Lines of data:
========================================

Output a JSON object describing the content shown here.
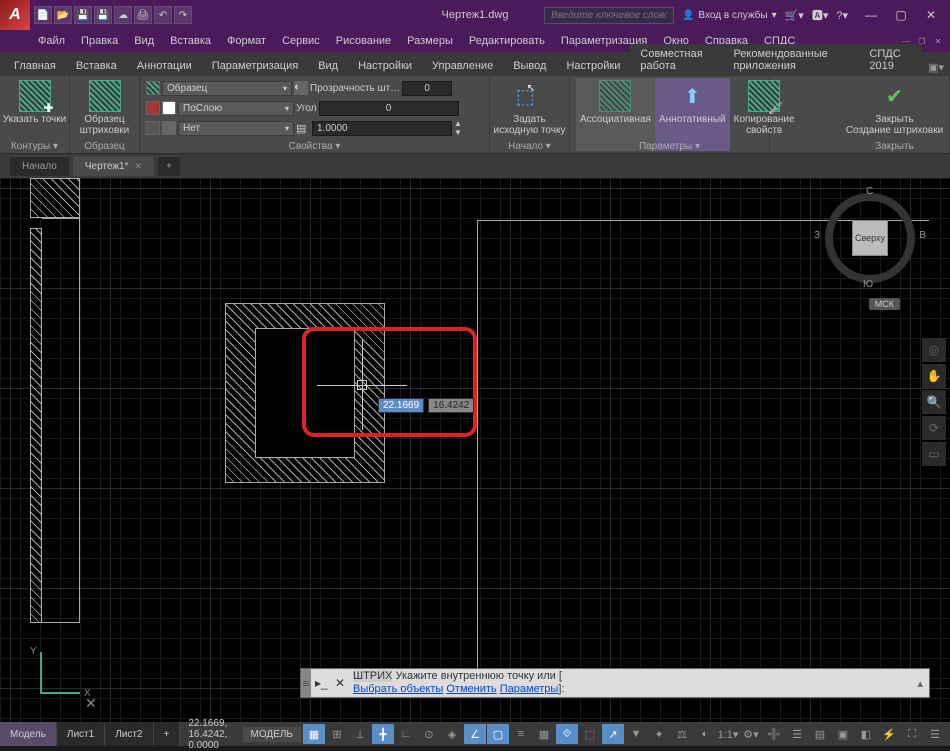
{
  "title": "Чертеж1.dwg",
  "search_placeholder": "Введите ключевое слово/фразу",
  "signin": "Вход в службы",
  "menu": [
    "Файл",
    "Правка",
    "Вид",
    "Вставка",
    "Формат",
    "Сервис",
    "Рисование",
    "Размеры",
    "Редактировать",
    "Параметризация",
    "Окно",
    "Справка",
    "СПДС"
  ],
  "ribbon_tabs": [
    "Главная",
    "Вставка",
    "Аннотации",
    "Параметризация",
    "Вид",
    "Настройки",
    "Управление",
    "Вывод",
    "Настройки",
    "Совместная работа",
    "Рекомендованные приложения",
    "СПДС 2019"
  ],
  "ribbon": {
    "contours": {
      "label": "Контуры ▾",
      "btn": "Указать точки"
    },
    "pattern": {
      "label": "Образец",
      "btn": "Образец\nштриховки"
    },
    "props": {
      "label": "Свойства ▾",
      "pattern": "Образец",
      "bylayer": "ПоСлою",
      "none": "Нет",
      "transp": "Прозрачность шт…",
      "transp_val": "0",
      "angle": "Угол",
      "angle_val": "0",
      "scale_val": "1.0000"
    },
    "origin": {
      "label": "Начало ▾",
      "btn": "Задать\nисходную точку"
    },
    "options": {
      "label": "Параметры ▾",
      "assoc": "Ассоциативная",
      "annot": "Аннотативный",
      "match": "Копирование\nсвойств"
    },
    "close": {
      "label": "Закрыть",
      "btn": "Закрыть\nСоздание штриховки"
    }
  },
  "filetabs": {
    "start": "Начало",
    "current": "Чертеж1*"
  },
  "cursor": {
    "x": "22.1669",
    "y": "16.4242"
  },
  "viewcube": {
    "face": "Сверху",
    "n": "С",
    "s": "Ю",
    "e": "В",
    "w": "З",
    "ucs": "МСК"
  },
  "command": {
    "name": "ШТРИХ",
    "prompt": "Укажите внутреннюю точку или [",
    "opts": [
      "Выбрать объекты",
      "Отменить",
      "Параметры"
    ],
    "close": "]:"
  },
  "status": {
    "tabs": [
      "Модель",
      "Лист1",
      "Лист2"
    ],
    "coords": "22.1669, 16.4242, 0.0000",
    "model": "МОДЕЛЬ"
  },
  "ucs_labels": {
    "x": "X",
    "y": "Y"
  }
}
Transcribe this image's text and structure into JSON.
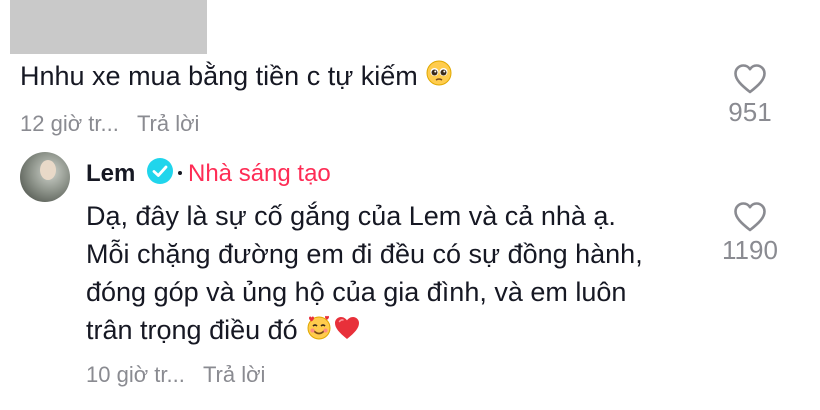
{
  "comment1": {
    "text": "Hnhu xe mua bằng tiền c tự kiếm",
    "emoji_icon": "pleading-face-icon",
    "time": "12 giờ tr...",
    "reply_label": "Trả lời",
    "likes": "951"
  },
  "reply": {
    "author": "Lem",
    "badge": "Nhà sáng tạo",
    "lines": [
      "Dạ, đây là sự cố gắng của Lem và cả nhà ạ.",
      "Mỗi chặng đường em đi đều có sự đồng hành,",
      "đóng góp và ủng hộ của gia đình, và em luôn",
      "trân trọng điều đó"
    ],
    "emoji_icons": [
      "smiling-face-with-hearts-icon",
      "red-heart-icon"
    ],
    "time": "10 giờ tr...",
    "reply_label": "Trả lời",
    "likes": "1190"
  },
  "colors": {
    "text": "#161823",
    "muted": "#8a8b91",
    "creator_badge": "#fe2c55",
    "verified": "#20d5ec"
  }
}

========================================

**What is asked:** Transcribe the records above exactly as they appear, leaving out any pictures.

**Solution to this exercise:**
Output a JSON object describing the content shown here.
{
  "title": "Чертеж1.dwg",
  "search_placeholder": "Введите ключевое слово/фразу",
  "signin": "Вход в службы",
  "menu": [
    "Файл",
    "Правка",
    "Вид",
    "Вставка",
    "Формат",
    "Сервис",
    "Рисование",
    "Размеры",
    "Редактировать",
    "Параметризация",
    "Окно",
    "Справка",
    "СПДС"
  ],
  "ribbon_tabs": [
    "Главная",
    "Вставка",
    "Аннотации",
    "Параметризация",
    "Вид",
    "Настройки",
    "Управление",
    "Вывод",
    "Настройки",
    "Совместная работа",
    "Рекомендованные приложения",
    "СПДС 2019"
  ],
  "ribbon": {
    "contours": {
      "label": "Контуры ▾",
      "btn": "Указать точки"
    },
    "pattern": {
      "label": "Образец",
      "btn": "Образец\nштриховки"
    },
    "props": {
      "label": "Свойства ▾",
      "pattern": "Образец",
      "bylayer": "ПоСлою",
      "none": "Нет",
      "transp": "Прозрачность шт…",
      "transp_val": "0",
      "angle": "Угол",
      "angle_val": "0",
      "scale_val": "1.0000"
    },
    "origin": {
      "label": "Начало ▾",
      "btn": "Задать\nисходную точку"
    },
    "options": {
      "label": "Параметры ▾",
      "assoc": "Ассоциативная",
      "annot": "Аннотативный",
      "match": "Копирование\nсвойств"
    },
    "close": {
      "label": "Закрыть",
      "btn": "Закрыть\nСоздание штриховки"
    }
  },
  "filetabs": {
    "start": "Начало",
    "current": "Чертеж1*"
  },
  "cursor": {
    "x": "22.1669",
    "y": "16.4242"
  },
  "viewcube": {
    "face": "Сверху",
    "n": "С",
    "s": "Ю",
    "e": "В",
    "w": "З",
    "ucs": "МСК"
  },
  "command": {
    "name": "ШТРИХ",
    "prompt": "Укажите внутреннюю точку или [",
    "opts": [
      "Выбрать объекты",
      "Отменить",
      "Параметры"
    ],
    "close": "]:"
  },
  "status": {
    "tabs": [
      "Модель",
      "Лист1",
      "Лист2"
    ],
    "coords": "22.1669, 16.4242, 0.0000",
    "model": "МОДЕЛЬ"
  },
  "ucs_labels": {
    "x": "X",
    "y": "Y"
  }
}
Transcribe this image's text and structure into JSON.
{
  "comment1": {
    "text": "Hnhu xe mua bằng tiền c tự kiếm",
    "emoji_icon": "pleading-face-icon",
    "time": "12 giờ tr...",
    "reply_label": "Trả lời",
    "likes": "951"
  },
  "reply": {
    "author": "Lem",
    "badge": "Nhà sáng tạo",
    "lines": [
      "Dạ, đây là sự cố gắng của Lem và cả nhà ạ.",
      "Mỗi chặng đường em đi đều có sự đồng hành,",
      "đóng góp và ủng hộ của gia đình, và em luôn",
      "trân trọng điều đó"
    ],
    "emoji_icons": [
      "smiling-face-with-hearts-icon",
      "red-heart-icon"
    ],
    "time": "10 giờ tr...",
    "reply_label": "Trả lời",
    "likes": "1190"
  },
  "colors": {
    "text": "#161823",
    "muted": "#8a8b91",
    "creator_badge": "#fe2c55",
    "verified": "#20d5ec"
  }
}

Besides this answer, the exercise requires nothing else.